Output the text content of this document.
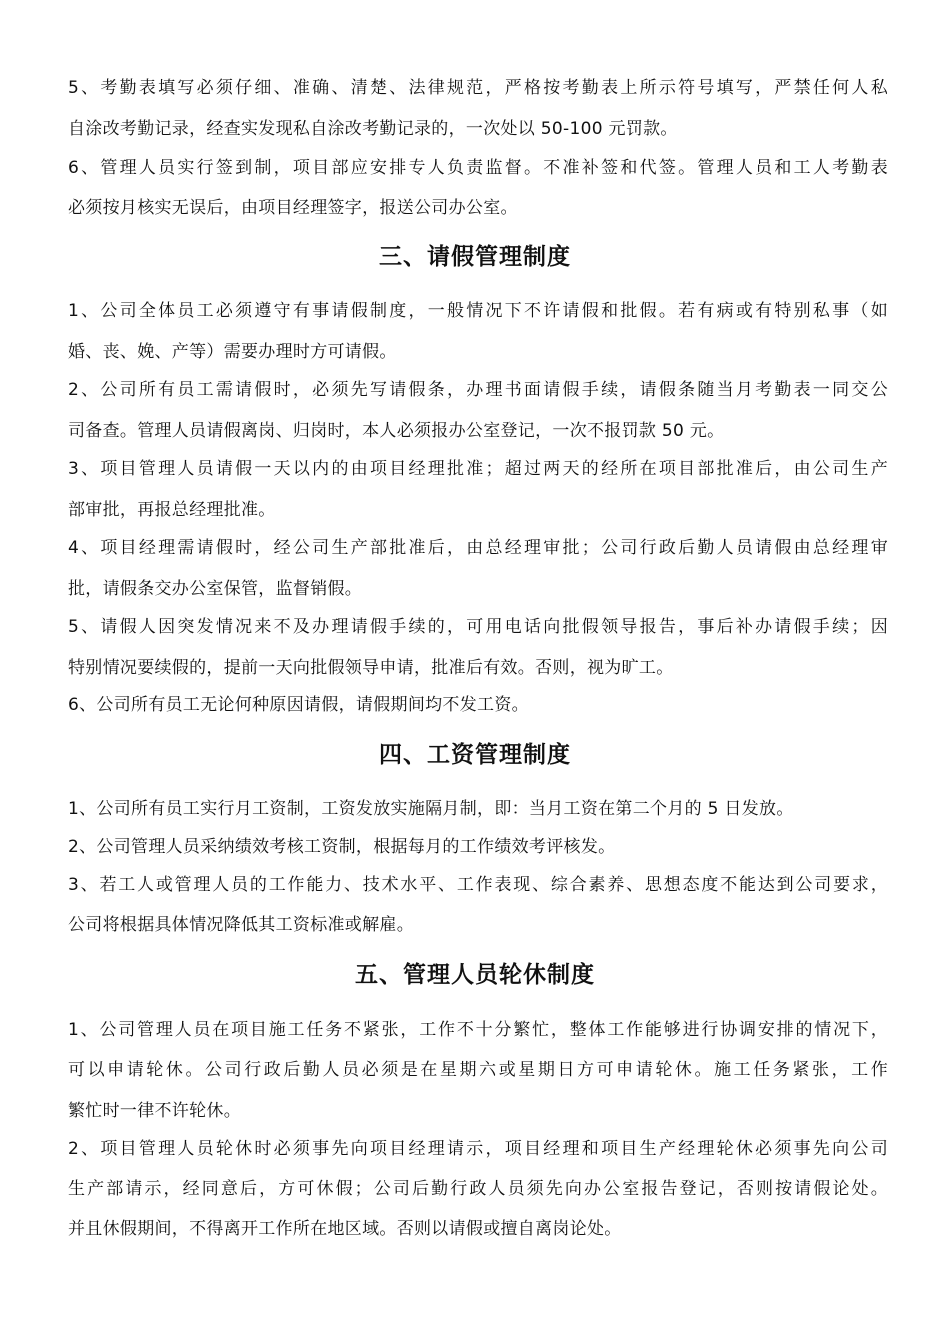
5、考勤表填写必须仔细、准确、清楚、法律规范，严格按考勤表上所示符号填写，严禁任何人私
自涂改考勤记录，经查实发现私自涂改考勤记录的，一次处以 50-100 元罚款。
6、管理人员实行签到制，项目部应安排专人负责监督。不准补签和代签。管理人员和工人考勤表
必须按月核实无误后，由项目经理签字，报送公司办公室。
三、请假管理制度
1、公司全体员工必须遵守有事请假制度，一般情况下不许请假和批假。若有病或有特别私事（如
婚、丧、娩、产等）需要办理时方可请假。
2、公司所有员工需请假时，必须先写请假条，办理书面请假手续，请假条随当月考勤表一同交公
司备查。管理人员请假离岗、归岗时，本人必须报办公室登记，一次不报罚款 50 元。
3、项目管理人员请假一天以内的由项目经理批准；超过两天的经所在项目部批准后，由公司生产
部审批，再报总经理批准。
4、项目经理需请假时，经公司生产部批准后，由总经理审批；公司行政后勤人员请假由总经理审
批，请假条交办公室保管，监督销假。
5、请假人因突发情况来不及办理请假手续的，可用电话向批假领导报告，事后补办请假手续；因
特别情况要续假的，提前一天向批假领导申请，批准后有效。否则，视为旷工。
6、公司所有员工无论何种原因请假，请假期间均不发工资。
四、工资管理制度
1、公司所有员工实行月工资制，工资发放实施隔月制，即：当月工资在第二个月的 5 日发放。
2、公司管理人员采纳绩效考核工资制，根据每月的工作绩效考评核发。
3、若工人或管理人员的工作能力、技术水平、工作表现、综合素养、思想态度不能达到公司要求，
公司将根据具体情况降低其工资标准或解雇。
五、管理人员轮休制度
1、公司管理人员在项目施工任务不紧张，工作不十分繁忙，整体工作能够进行协调安排的情况下，
可以申请轮休。公司行政后勤人员必须是在星期六或星期日方可申请轮休。施工任务紧张，工作
繁忙时一律不许轮休。
2、项目管理人员轮休时必须事先向项目经理请示，项目经理和项目生产经理轮休必须事先向公司
生产部请示，经同意后，方可休假；公司后勤行政人员须先向办公室报告登记，否则按请假论处。
并且休假期间，不得离开工作所在地区域。否则以请假或擅自离岗论处。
^^^^
Word for word, quote the lines above. Omit the pictures.

Output the text content of this document.
5、考勤表填写必须仔细、准确、清楚、法律规范，严格按考勤表上所示符号填写，严禁任何人私
自涂改考勤记录，经查实发现私自涂改考勤记录的，一次处以 50-100 元罚款。
6、管理人员实行签到制，项目部应安排专人负责监督。不准补签和代签。管理人员和工人考勤表
必须按月核实无误后，由项目经理签字，报送公司办公室。
三、请假管理制度
1、公司全体员工必须遵守有事请假制度，一般情况下不许请假和批假。若有病或有特别私事（如
婚、丧、娩、产等）需要办理时方可请假。
2、公司所有员工需请假时，必须先写请假条，办理书面请假手续，请假条随当月考勤表一同交公
司备查。管理人员请假离岗、归岗时，本人必须报办公室登记，一次不报罚款 50 元。
3、项目管理人员请假一天以内的由项目经理批准；超过两天的经所在项目部批准后，由公司生产
部审批，再报总经理批准。
4、项目经理需请假时，经公司生产部批准后，由总经理审批；公司行政后勤人员请假由总经理审
批，请假条交办公室保管，监督销假。
5、请假人因突发情况来不及办理请假手续的，可用电话向批假领导报告，事后补办请假手续；因
特别情况要续假的，提前一天向批假领导申请，批准后有效。否则，视为旷工。
6、公司所有员工无论何种原因请假，请假期间均不发工资。
四、工资管理制度
1、公司所有员工实行月工资制，工资发放实施隔月制，即：当月工资在第二个月的 5 日发放。
2、公司管理人员采纳绩效考核工资制，根据每月的工作绩效考评核发。
3、若工人或管理人员的工作能力、技术水平、工作表现、综合素养、思想态度不能达到公司要求，
公司将根据具体情况降低其工资标准或解雇。
五、管理人员轮休制度
1、公司管理人员在项目施工任务不紧张，工作不十分繁忙，整体工作能够进行协调安排的情况下，
可以申请轮休。公司行政后勤人员必须是在星期六或星期日方可申请轮休。施工任务紧张，工作
繁忙时一律不许轮休。
2、项目管理人员轮休时必须事先向项目经理请示，项目经理和项目生产经理轮休必须事先向公司
生产部请示，经同意后，方可休假；公司后勤行政人员须先向办公室报告登记，否则按请假论处。
并且休假期间，不得离开工作所在地区域。否则以请假或擅自离岗论处。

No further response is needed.